_Excerpted data_
((
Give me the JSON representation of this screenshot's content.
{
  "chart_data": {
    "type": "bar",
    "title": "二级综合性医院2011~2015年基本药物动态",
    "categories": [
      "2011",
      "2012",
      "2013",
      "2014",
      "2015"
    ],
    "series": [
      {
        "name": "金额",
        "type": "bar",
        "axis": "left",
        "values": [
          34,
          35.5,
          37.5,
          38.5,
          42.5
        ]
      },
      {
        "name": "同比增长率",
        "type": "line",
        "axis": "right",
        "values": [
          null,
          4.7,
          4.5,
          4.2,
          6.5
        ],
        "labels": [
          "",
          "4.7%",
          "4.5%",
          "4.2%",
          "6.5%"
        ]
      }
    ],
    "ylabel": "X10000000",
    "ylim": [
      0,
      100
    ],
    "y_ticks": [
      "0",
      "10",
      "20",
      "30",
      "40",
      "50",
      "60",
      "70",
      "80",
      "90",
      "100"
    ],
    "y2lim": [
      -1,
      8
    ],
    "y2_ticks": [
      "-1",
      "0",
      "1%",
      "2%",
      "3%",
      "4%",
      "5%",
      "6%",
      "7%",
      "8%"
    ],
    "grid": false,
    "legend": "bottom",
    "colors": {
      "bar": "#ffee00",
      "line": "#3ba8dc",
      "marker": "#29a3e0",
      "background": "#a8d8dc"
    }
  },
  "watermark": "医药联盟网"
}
))
_What you have to do_
Print all of the data exactly as it was given.

_Task output_
Give me the JSON representation of this screenshot's content.
{
  "chart_data": {
    "type": "bar",
    "title": "二级综合性医院2011~2015年基本药物动态",
    "categories": [
      "2011",
      "2012",
      "2013",
      "2014",
      "2015"
    ],
    "series": [
      {
        "name": "金额",
        "type": "bar",
        "axis": "left",
        "values": [
          34,
          35.5,
          37.5,
          38.5,
          42.5
        ]
      },
      {
        "name": "同比增长率",
        "type": "line",
        "axis": "right",
        "values": [
          null,
          4.7,
          4.5,
          4.2,
          6.5
        ],
        "labels": [
          "",
          "4.7%",
          "4.5%",
          "4.2%",
          "6.5%"
        ]
      }
    ],
    "ylabel": "X10000000",
    "ylim": [
      0,
      100
    ],
    "y_ticks": [
      "0",
      "10",
      "20",
      "30",
      "40",
      "50",
      "60",
      "70",
      "80",
      "90",
      "100"
    ],
    "y2lim": [
      -1,
      8
    ],
    "y2_ticks": [
      "-1",
      "0",
      "1%",
      "2%",
      "3%",
      "4%",
      "5%",
      "6%",
      "7%",
      "8%"
    ],
    "grid": false,
    "legend": "bottom",
    "colors": {
      "bar": "#ffee00",
      "line": "#3ba8dc",
      "marker": "#29a3e0",
      "background": "#a8d8dc"
    }
  },
  "watermark": "医药联盟网"
}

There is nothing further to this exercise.